*Prompt:* Every line of the data that contains the string "this" must be copied.

*Exercise input:*
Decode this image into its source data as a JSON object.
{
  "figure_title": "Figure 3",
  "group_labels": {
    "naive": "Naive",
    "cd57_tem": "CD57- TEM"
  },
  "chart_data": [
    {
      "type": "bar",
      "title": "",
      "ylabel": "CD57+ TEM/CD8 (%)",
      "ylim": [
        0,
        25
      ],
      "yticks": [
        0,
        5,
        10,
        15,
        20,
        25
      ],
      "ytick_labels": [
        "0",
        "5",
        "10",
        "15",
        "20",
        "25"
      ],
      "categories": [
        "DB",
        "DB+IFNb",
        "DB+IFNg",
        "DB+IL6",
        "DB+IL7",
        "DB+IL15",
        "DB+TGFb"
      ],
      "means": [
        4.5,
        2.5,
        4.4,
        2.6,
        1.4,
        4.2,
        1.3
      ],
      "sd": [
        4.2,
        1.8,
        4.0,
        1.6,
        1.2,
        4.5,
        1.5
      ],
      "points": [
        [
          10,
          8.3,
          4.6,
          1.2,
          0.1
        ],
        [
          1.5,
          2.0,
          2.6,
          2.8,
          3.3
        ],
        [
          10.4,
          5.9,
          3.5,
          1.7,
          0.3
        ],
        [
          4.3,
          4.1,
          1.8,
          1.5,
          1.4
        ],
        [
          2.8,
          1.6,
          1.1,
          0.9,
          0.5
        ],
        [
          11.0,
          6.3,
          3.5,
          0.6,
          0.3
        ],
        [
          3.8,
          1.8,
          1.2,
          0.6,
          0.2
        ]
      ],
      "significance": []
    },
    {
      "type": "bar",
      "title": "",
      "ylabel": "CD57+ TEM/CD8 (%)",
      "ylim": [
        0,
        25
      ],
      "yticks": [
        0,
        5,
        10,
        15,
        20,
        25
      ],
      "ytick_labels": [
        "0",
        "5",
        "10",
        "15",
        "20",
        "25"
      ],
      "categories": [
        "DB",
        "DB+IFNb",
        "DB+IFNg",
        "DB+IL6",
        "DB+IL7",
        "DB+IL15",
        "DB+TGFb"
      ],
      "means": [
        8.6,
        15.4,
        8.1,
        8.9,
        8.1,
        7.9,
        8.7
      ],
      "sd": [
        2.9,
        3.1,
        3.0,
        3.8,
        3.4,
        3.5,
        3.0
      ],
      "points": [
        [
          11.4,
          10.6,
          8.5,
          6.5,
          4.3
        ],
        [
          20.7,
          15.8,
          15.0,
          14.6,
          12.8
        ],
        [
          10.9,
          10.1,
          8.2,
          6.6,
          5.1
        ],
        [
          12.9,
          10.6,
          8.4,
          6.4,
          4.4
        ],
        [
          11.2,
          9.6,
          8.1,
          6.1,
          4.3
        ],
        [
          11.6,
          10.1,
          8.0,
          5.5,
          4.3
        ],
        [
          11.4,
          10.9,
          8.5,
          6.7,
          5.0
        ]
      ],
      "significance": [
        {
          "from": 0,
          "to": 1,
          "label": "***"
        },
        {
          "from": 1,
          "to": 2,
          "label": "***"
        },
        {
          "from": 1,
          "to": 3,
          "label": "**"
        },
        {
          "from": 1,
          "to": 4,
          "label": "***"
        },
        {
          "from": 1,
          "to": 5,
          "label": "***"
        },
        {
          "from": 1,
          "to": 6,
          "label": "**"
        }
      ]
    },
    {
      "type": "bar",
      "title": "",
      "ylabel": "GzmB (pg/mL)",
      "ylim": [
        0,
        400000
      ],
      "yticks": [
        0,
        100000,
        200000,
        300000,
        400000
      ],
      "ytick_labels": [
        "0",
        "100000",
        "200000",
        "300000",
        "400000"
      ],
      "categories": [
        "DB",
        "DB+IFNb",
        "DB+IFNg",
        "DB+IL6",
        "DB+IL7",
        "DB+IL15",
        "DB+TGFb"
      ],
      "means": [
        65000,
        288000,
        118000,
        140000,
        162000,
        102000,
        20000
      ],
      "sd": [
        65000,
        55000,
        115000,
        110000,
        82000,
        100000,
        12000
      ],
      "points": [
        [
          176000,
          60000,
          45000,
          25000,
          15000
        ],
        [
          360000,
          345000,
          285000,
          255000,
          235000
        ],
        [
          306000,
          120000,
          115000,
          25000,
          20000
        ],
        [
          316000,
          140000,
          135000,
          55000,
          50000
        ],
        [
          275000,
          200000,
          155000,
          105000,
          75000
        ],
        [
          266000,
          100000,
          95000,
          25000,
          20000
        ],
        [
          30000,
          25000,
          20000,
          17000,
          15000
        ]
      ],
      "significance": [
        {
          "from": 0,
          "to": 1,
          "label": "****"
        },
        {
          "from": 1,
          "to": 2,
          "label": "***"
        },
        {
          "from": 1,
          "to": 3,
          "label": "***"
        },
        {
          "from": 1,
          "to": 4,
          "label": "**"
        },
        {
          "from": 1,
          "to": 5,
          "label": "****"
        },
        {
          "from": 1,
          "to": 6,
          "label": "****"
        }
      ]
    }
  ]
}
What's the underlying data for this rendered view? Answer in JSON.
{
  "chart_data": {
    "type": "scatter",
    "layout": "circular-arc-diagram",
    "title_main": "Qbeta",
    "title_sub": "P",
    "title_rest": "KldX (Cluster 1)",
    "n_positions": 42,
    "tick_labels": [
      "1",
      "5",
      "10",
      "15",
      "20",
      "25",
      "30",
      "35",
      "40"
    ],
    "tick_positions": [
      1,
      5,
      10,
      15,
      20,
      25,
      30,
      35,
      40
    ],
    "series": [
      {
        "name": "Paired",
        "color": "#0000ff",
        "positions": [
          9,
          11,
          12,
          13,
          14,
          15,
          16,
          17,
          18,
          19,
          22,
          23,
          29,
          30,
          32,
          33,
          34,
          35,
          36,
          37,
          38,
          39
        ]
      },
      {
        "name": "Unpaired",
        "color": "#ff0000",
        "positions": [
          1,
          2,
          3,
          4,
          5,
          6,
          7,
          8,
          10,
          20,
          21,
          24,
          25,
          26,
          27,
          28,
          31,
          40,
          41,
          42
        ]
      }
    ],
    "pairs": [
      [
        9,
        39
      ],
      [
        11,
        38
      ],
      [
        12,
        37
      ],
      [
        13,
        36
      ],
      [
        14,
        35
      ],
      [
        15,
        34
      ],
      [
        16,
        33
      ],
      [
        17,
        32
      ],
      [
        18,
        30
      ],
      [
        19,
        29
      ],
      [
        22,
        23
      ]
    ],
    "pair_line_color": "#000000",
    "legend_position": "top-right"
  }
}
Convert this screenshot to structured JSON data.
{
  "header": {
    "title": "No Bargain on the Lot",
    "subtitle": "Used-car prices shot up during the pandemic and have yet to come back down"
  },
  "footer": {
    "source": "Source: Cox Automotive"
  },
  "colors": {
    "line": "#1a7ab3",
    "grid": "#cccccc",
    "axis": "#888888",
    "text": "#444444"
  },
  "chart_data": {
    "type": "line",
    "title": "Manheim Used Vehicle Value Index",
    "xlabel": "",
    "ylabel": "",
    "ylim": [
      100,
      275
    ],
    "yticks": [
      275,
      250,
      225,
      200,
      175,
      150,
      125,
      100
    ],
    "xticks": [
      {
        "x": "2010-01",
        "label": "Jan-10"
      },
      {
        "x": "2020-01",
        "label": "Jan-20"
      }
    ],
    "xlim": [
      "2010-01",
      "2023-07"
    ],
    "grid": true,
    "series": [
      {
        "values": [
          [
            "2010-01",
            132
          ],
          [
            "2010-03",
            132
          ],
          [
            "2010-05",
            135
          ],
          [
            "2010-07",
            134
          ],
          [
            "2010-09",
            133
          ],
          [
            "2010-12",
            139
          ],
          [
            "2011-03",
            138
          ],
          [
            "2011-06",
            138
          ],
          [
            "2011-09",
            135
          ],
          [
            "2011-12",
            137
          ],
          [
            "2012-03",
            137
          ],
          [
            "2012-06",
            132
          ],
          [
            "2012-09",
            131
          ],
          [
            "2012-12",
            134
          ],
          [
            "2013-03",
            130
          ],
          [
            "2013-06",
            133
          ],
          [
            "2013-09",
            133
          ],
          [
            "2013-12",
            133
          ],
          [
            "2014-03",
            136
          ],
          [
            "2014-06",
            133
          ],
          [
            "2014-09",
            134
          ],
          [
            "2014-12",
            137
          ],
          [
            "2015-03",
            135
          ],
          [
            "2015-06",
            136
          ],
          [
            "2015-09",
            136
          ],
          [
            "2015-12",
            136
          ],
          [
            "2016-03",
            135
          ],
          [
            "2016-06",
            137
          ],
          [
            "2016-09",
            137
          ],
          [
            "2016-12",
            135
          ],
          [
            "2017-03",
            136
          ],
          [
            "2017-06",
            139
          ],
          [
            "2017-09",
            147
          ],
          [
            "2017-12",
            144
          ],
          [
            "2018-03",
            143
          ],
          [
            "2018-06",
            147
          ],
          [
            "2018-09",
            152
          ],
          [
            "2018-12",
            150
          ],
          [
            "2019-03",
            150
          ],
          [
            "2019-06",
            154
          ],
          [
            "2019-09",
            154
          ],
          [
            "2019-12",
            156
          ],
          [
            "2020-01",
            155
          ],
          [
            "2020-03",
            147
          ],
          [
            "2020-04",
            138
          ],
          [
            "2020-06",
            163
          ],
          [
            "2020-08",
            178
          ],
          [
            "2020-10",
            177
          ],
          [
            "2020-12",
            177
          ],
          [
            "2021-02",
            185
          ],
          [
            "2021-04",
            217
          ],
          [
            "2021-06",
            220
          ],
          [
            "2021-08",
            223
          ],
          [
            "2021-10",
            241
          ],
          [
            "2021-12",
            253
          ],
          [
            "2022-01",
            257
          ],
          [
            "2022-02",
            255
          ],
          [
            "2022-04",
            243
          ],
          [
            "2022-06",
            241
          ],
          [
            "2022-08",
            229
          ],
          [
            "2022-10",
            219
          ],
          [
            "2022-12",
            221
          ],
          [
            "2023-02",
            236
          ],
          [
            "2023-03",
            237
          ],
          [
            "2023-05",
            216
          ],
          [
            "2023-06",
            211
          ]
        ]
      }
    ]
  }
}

*Task result:*
Decode this image into its source data as a JSON object.
What's the underlying data for this rendered view? Answer in JSON.
Convert this screenshot to structured JSON data.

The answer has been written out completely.